### EXERCICE
Dans le texte sur Le Pays silencieux, d'où vient la formule « Pays silencieux » ?

### TEXTE FOURNI
Christine Cerrada : Le Pays silencieux
09/08/2014
Née à Pau en 1962, Christine Cerrada est avocate au barreau de Paris. Passionnée par l'écriture, mais trop prise par sa vie professionnelle, ce n'est qu'en 2011 qu'elle révèle son talent d'écrivaine et décide alors de s'y consacrer davantage. Après la publication de trois nouvelles, son premier roman, Un Mari ordinaire, parait en 2013 et le second, Le Pays silencieux, sera bientôt disponible à la vente.
Laure la narratrice, femme active de quarante-huit ans, se sachant condamnée par ce qu’il est de bon ton d’appeler « une longue maladie » décide de ne pas être traitée inutilement pour ne pas souffrir. Par contre, elle se propose de mettre par écrit le court futur lui restant à vivre avant d’entrer au Pays silencieux, selon la jolie formule empruntée à un lied de Strauss. Entourée de ses proches, Louis son mari de vingt ans son aîné, Alex son fils préparant HEC, Marion sa sœur et Paul, son grand amour de jeunesse devenu son meilleur ami, nous écoutons cette femme nous dire ses interrogations, sa souffrance, mais aussi ses joies.
Je tiens à préciser tout de suite que le roman ne vous plongera pas dans le désespoir avec étalage clinique des humeurs de la malade, ni dans le larmoyant perpétuel – même si parfois et c’est bien compréhensible, l’œil s’humidifie -, car je ne l’aurais pas supporté. On y relèvera même des traces d’humour (« [Le docteur] qui me suit. J’aime bien cette expression. Il me suit mais se gardera bien d’aller où je vais ») et de l’autodérision, Laure femme de tête, ne manquant jamais de lucidité.
Christine Cerrada s’attache dans ce roman à décrire une quête spirituelle au travers d’interrogations existentielles, comme elles surviennent toujours à l’approche de la mort, portrait psychologique d’une femme qui sait que ses jours sont comptés et qui doit, outre ses propres angoisses, gérer celles de son entourage. Evoquant ses souvenirs Laure revivra ses bonheurs passés que ce soit avec son mari ou son fils enfant ; à moins que tentant de ranimer la mémoire de Paul, temporairement amnésique, elle n’inverse la donne puisque c’est elle, alors, qui assistera un ami dans la détresse, ce qui nous donne de bien belles scènes.
Là où l’on aurait pu tomber dans l’ennui poli, voire tourner en rond, l’auteure sait maintenir l’intérêt du lecteur en sortant Laure de son lit. Par une expédition en camping-car, emportant tout ce joli monde de Paris vers le Sud-Ouest où ils s’installeront tous dans une grande maison, voyage propice à nous faire croiser de nouveaux personnages, ou lors d’une escapade secrète et risquée avec fauteuil roulant, de Laure et Paul, seuls comme aux jours anciens de leur jeunesse, à Lourdes. Tout est bon quand la fin est proche pour en retarder l’issue, que ce soient les remèdes exotiques achetés par Louis, le recours à un guérisseur conseillé par le toubib du coin ou bien la grotte aux miraculés. Quand approchera le bout de la route, Laure, apaisée, pourra se réjouir, sa quête n’aura pas été vaine.

### LIGNES FOURNIES
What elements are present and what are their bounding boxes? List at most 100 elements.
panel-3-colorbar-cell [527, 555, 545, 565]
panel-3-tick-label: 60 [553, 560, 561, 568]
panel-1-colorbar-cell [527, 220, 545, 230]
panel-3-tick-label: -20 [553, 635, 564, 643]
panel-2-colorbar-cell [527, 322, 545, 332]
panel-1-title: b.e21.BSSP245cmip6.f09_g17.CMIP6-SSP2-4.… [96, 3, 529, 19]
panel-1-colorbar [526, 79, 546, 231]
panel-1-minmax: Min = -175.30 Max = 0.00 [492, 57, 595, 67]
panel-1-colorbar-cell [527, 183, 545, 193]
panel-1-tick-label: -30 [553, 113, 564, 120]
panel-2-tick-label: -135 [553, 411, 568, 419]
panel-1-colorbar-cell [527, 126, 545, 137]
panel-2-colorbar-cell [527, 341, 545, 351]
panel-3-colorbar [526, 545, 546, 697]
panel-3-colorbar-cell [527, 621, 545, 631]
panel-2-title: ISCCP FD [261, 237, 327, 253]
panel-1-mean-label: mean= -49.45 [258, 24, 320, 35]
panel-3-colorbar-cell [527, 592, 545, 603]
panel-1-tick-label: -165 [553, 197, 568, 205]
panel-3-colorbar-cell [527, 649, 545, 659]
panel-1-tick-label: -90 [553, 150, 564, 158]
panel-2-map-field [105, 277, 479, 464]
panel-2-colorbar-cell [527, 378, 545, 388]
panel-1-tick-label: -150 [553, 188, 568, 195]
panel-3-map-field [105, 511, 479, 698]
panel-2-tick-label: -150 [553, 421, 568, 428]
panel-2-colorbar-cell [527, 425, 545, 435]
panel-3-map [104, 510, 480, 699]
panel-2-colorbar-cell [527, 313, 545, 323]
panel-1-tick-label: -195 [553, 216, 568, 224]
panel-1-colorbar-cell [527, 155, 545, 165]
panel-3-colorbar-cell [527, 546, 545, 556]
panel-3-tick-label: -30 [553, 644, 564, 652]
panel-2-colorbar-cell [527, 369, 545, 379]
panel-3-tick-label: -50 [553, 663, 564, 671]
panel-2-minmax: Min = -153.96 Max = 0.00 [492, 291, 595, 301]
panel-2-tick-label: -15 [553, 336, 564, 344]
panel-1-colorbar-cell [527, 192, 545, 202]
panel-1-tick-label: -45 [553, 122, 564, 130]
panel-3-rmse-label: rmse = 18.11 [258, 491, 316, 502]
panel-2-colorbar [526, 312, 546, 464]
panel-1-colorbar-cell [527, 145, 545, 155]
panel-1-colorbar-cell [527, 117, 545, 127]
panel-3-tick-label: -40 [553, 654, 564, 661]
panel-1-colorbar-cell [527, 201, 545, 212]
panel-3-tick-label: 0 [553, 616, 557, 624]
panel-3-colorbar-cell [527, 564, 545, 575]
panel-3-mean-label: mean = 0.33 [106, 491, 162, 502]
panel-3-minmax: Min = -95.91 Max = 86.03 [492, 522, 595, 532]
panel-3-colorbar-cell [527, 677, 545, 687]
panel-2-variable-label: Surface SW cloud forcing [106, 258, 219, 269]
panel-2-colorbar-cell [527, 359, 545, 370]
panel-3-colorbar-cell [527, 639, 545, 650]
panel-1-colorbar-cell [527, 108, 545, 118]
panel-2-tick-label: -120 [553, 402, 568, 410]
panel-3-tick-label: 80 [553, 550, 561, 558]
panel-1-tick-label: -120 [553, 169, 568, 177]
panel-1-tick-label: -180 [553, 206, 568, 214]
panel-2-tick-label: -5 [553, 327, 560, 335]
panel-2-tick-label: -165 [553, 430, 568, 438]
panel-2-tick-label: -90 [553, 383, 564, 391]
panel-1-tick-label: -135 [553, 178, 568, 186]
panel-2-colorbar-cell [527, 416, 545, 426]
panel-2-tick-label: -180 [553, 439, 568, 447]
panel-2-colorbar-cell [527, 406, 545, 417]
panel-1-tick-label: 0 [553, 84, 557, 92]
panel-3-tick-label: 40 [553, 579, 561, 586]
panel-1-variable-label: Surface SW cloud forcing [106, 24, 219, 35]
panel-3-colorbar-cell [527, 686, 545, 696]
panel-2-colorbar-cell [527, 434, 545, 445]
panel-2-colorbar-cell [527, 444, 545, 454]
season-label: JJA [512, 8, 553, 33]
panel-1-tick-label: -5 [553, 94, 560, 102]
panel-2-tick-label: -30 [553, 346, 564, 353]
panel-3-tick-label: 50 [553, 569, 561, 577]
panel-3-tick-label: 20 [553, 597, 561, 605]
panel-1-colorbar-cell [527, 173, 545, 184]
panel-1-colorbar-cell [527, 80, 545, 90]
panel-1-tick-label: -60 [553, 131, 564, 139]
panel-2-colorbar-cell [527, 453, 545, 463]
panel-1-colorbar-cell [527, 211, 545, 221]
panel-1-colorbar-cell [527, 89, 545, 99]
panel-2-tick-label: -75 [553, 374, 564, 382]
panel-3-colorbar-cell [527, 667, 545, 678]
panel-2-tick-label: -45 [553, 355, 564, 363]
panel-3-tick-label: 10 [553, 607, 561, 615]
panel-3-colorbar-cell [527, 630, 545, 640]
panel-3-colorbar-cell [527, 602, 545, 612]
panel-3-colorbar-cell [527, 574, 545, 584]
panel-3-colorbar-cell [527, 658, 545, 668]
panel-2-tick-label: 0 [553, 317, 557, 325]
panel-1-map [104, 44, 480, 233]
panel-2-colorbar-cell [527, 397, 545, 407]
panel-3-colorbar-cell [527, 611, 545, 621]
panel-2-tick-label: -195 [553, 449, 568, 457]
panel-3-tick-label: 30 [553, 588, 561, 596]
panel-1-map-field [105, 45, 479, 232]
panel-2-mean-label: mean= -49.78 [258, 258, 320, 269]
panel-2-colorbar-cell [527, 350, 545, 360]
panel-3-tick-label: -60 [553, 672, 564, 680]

### RÉPONSE
Elle est empruntée à un lied de Strauss.